## Given data

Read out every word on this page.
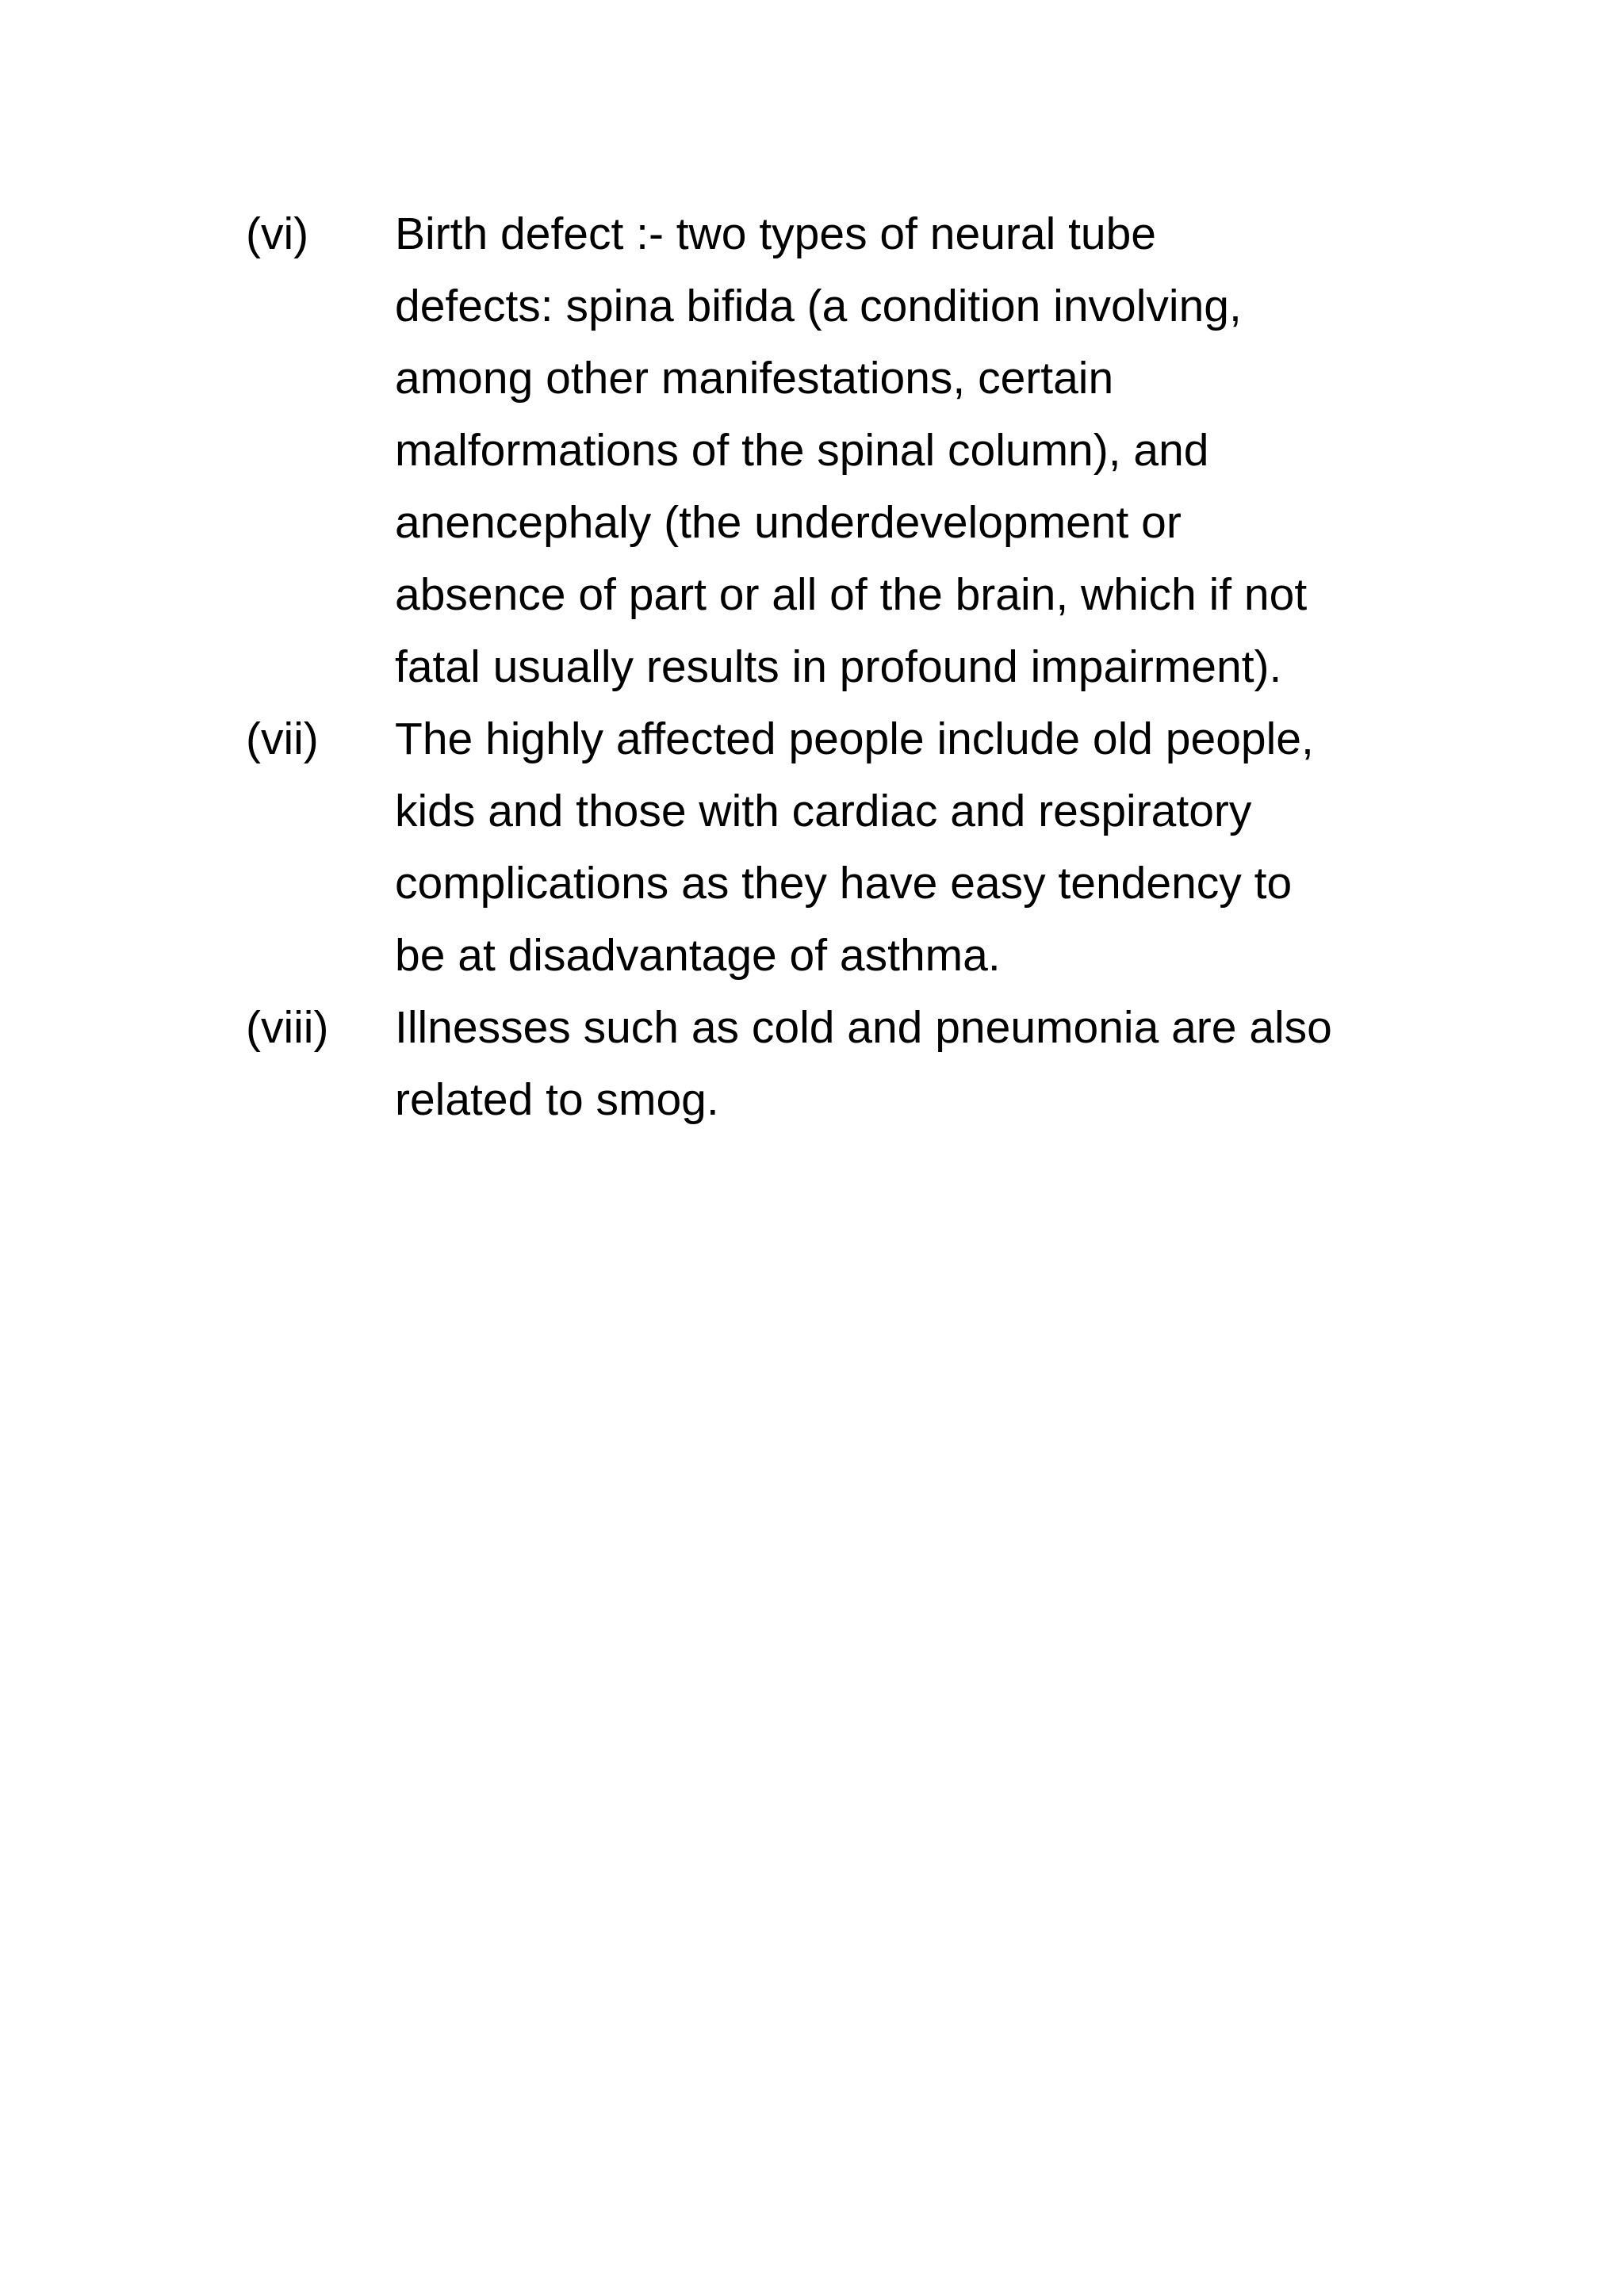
(vi)	Birth defect :- two types of neural tube
defects: spina bifida (a condition involving,
among other manifestations, certain
malformations of the spinal column), and
anencephaly (the underdevelopment or
absence of part or all of the brain, which if not
fatal usually results in profound impairment).
(vii)	The highly affected people include old people,
kids and those with cardiac and respiratory
complications as they have easy tendency to
be at disadvantage of asthma.
(viii)	Illnesses such as cold and pneumonia are also
related to smog.
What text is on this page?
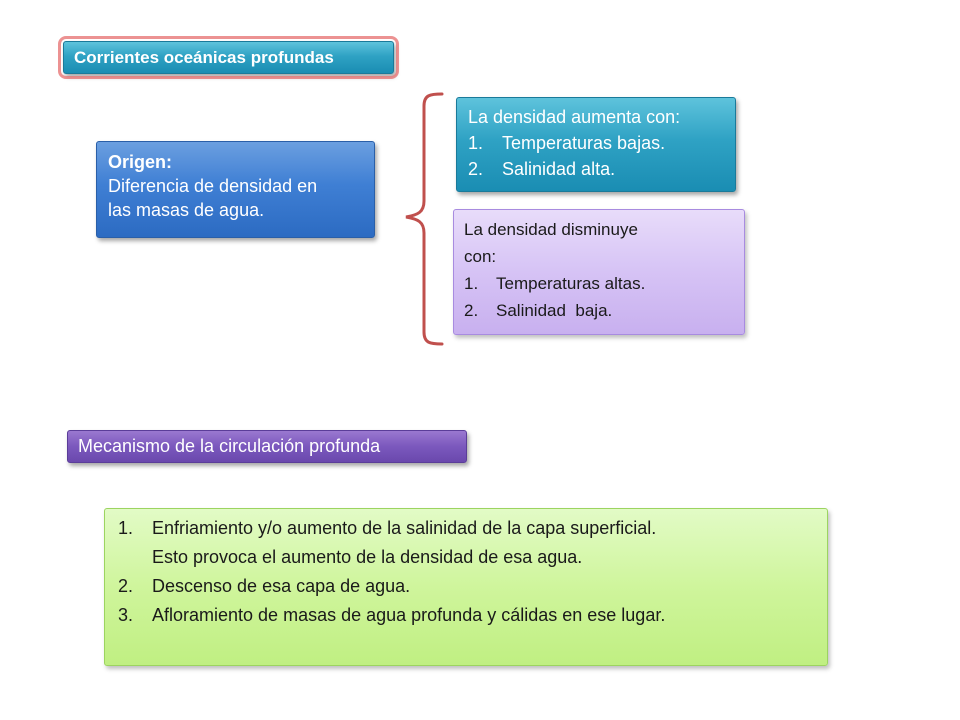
Corrientes oceánicas profundas
Origen:
Diferencia de densidad en
las masas de agua.
La densidad aumenta con:
1.	Temperaturas bajas.
2.	Salinidad alta.
La densidad disminuye
con:
1.	Temperaturas altas.
2.	Salinidad  baja.
Mecanismo de la circulación profunda
1.	Enfriamiento y/o aumento de la salinidad de la capa superficial.
Esto provoca el aumento de la densidad de esa agua.
2.	Descenso de esa capa de agua.
3.	Afloramiento de masas de agua profunda y cálidas en ese lugar.
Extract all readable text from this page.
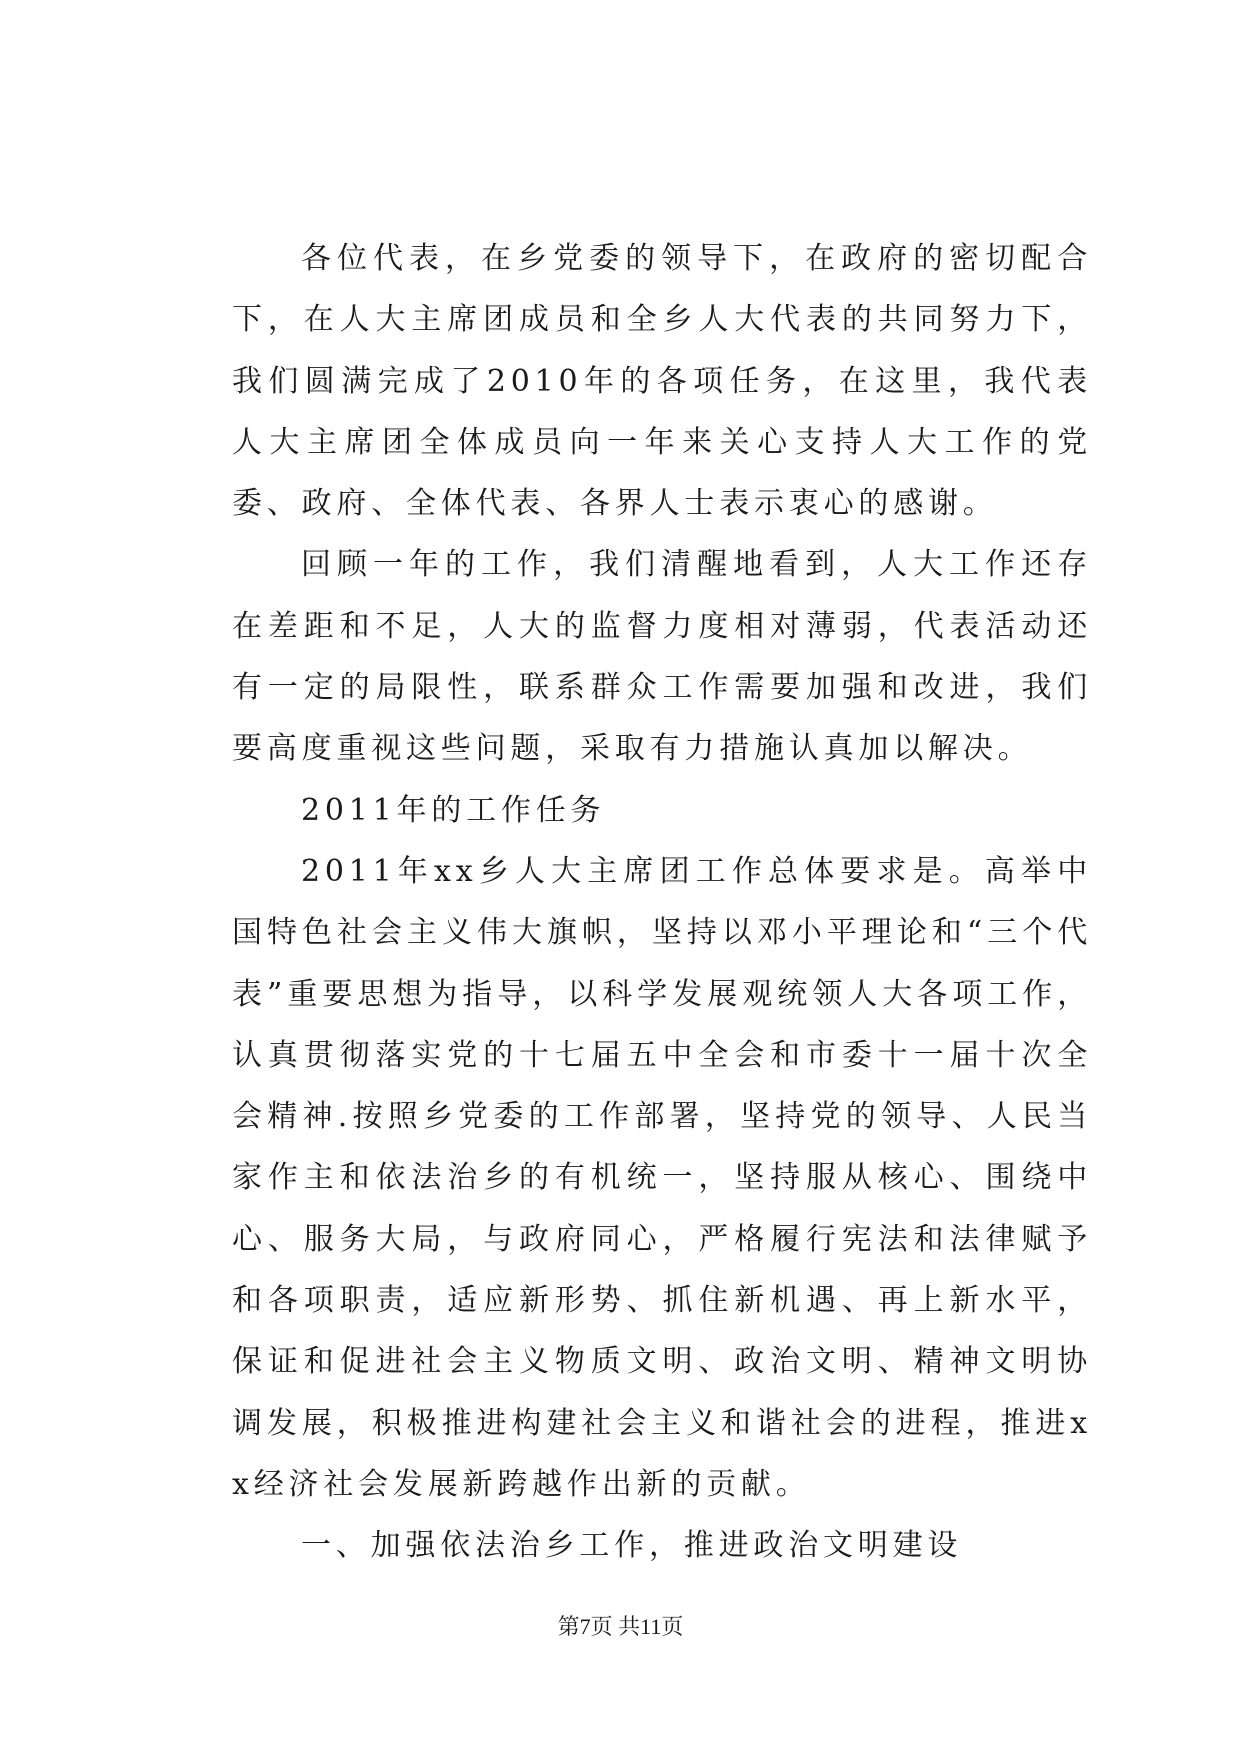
各位代表，在乡党委的领导下，在政府的密切配合下，在人大主席团成员和全乡人大代表的共同努力下，我们圆满完成了2010年的各项任务，在这里，我代表人大主席团全体成员向一年来关心支持人大工作的党委、政府、全体代表、各界人士表示衷心的感谢。

回顾一年的工作，我们清醒地看到，人大工作还存在差距和不足，人大的监督力度相对薄弱，代表活动还有一定的局限性，联系群众工作需要加强和改进，我们要高度重视这些问题，采取有力措施认真加以解决。

2011年的工作任务

2011年xx乡人大主席团工作总体要求是。高举中国特色社会主义伟大旗帜，坚持以邓小平理论和“三个代表”重要思想为指导，以科学发展观统领人大各项工作，认真贯彻落实党的十七届五中全会和市委十一届十次全会精神.按照乡党委的工作部署，坚持党的领导、人民当家作主和依法治乡的有机统一，坚持服从核心、围绕中心、服务大局，与政府同心，严格履行宪法和法律赋予和各项职责，适应新形势、抓住新机遇、再上新水平，保证和促进社会主义物质文明、政治文明、精神文明协调发展，积极推进构建社会主义和谐社会的进程，推进xx经济社会发展新跨越作出新的贡献。

一、加强依法治乡工作，推进政治文明建设

第7页 共11页
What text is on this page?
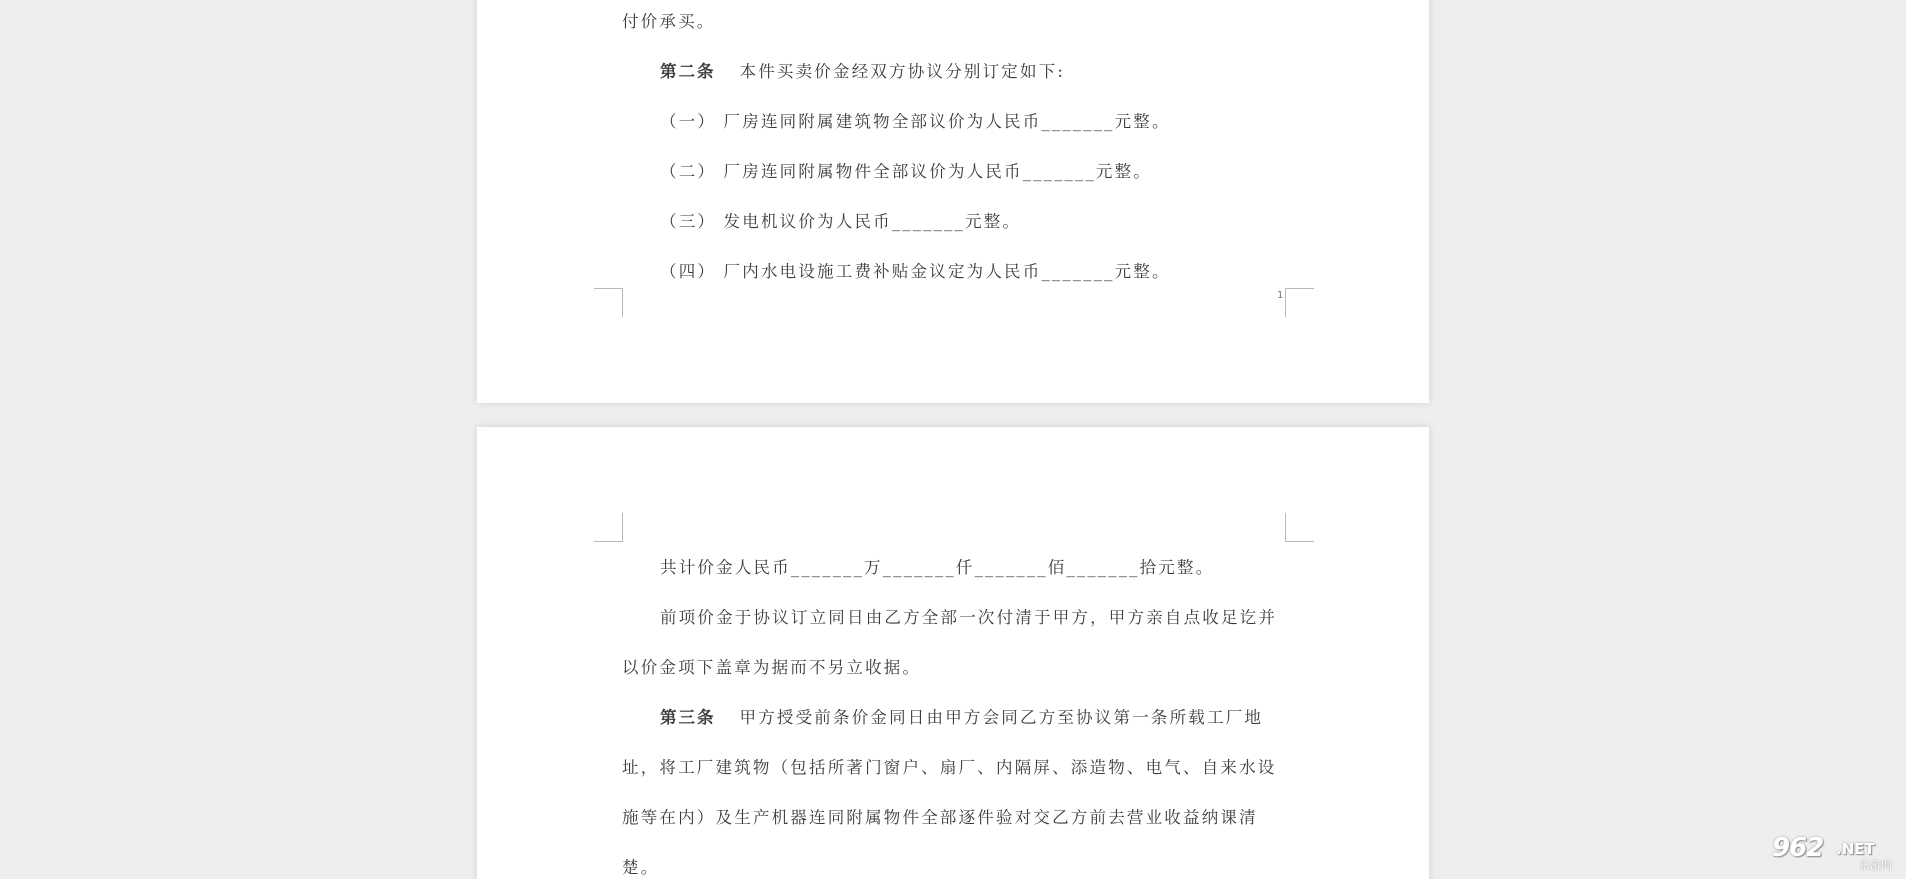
付价承买。
第二条 本件买卖价金经双方协议分别订定如下:
（一） 厂房连同附属建筑物全部议价为人民币_______元整。
（二） 厂房连同附属物件全部议价为人民币_______元整。
（三） 发电机议价为人民币_______元整。
（四） 厂内水电设施工费补贴金议定为人民币_______元整。
1
共计价金人民币_______万_______仟_______佰_______拾元整。
前项价金于协议订立同日由乙方全部一次付清于甲方，甲方亲自点收足讫并
以价金项下盖章为据而不另立收据。
第三条 甲方授受前条价金同日由甲方会同乙方至协议第一条所载工厂地
址，将工厂建筑物（包括所著门窗户、扇厂、内隔屏、添造物、电气、自来水设
施等在内）及生产机器连同附属物件全部逐件验对交乙方前去营业收益纳课清
楚。
962 .NET
乐游网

## Exercise directions
Your job is to transcribe the entries above exactly; skip the pictures.

## Answer to the problem
Read out every word on this page.
(vi)	Birth defect :- two types of neural tube
defects: spina bifida (a condition involving,
among other manifestations, certain
malformations of the spinal column), and
anencephaly (the underdevelopment or
absence of part or all of the brain, which if not
fatal usually results in profound impairment).
(vii)	The highly affected people include old people,
kids and those with cardiac and respiratory
complications as they have easy tendency to
be at disadvantage of asthma.
(viii)	Illnesses such as cold and pneumonia are also
related to smog.
What text is on this page?
Corrientes oceánicas profundas
Origen:
Diferencia de densidad en
las masas de agua.
La densidad aumenta con:
1.	Temperaturas bajas.
2.	Salinidad alta.
La densidad disminuye
con:
1.	Temperaturas altas.
2.	Salinidad  baja.
Mecanismo de la circulación profunda
1.	Enfriamiento y/o aumento de la salinidad de la capa superficial.
Esto provoca el aumento de la densidad de esa agua.
2.	Descenso de esa capa de agua.
3.	Afloramiento de masas de agua profunda y cálidas en ese lugar.
Extract all readable text from this page.
各位代表，在乡党委的领导下，在政府的密切配合下，在人大主席团成员和全乡人大代表的共同努力下，我们圆满完成了2010年的各项任务，在这里，我代表人大主席团全体成员向一年来关心支持人大工作的党委、政府、全体代表、各界人士表示衷心的感谢。

回顾一年的工作，我们清醒地看到，人大工作还存在差距和不足，人大的监督力度相对薄弱，代表活动还有一定的局限性，联系群众工作需要加强和改进，我们要高度重视这些问题，采取有力措施认真加以解决。

2011年的工作任务

2011年xx乡人大主席团工作总体要求是。高举中国特色社会主义伟大旗帜，坚持以邓小平理论和“三个代表”重要思想为指导，以科学发展观统领人大各项工作，认真贯彻落实党的十七届五中全会和市委十一届十次全会精神.按照乡党委的工作部署，坚持党的领导、人民当家作主和依法治乡的有机统一，坚持服从核心、围绕中心、服务大局，与政府同心，严格履行宪法和法律赋予和各项职责，适应新形势、抓住新机遇、再上新水平，保证和促进社会主义物质文明、政治文明、精神文明协调发展，积极推进构建社会主义和谐社会的进程，推进xx经济社会发展新跨越作出新的贡献。

一、加强依法治乡工作，推进政治文明建设

第7页 共11页
What text is on this page?
付价承买。
第二条 本件买卖价金经双方协议分别订定如下:
（一） 厂房连同附属建筑物全部议价为人民币_______元整。
（二） 厂房连同附属物件全部议价为人民币_______元整。
（三） 发电机议价为人民币_______元整。
（四） 厂内水电设施工费补贴金议定为人民币_______元整。
1
共计价金人民币_______万_______仟_______佰_______拾元整。
前项价金于协议订立同日由乙方全部一次付清于甲方，甲方亲自点收足讫并
以价金项下盖章为据而不另立收据。
第三条 甲方授受前条价金同日由甲方会同乙方至协议第一条所载工厂地
址，将工厂建筑物（包括所著门窗户、扇厂、内隔屏、添造物、电气、自来水设
施等在内）及生产机器连同附属物件全部逐件验对交乙方前去营业收益纳课清
楚。
962 .NET
乐游网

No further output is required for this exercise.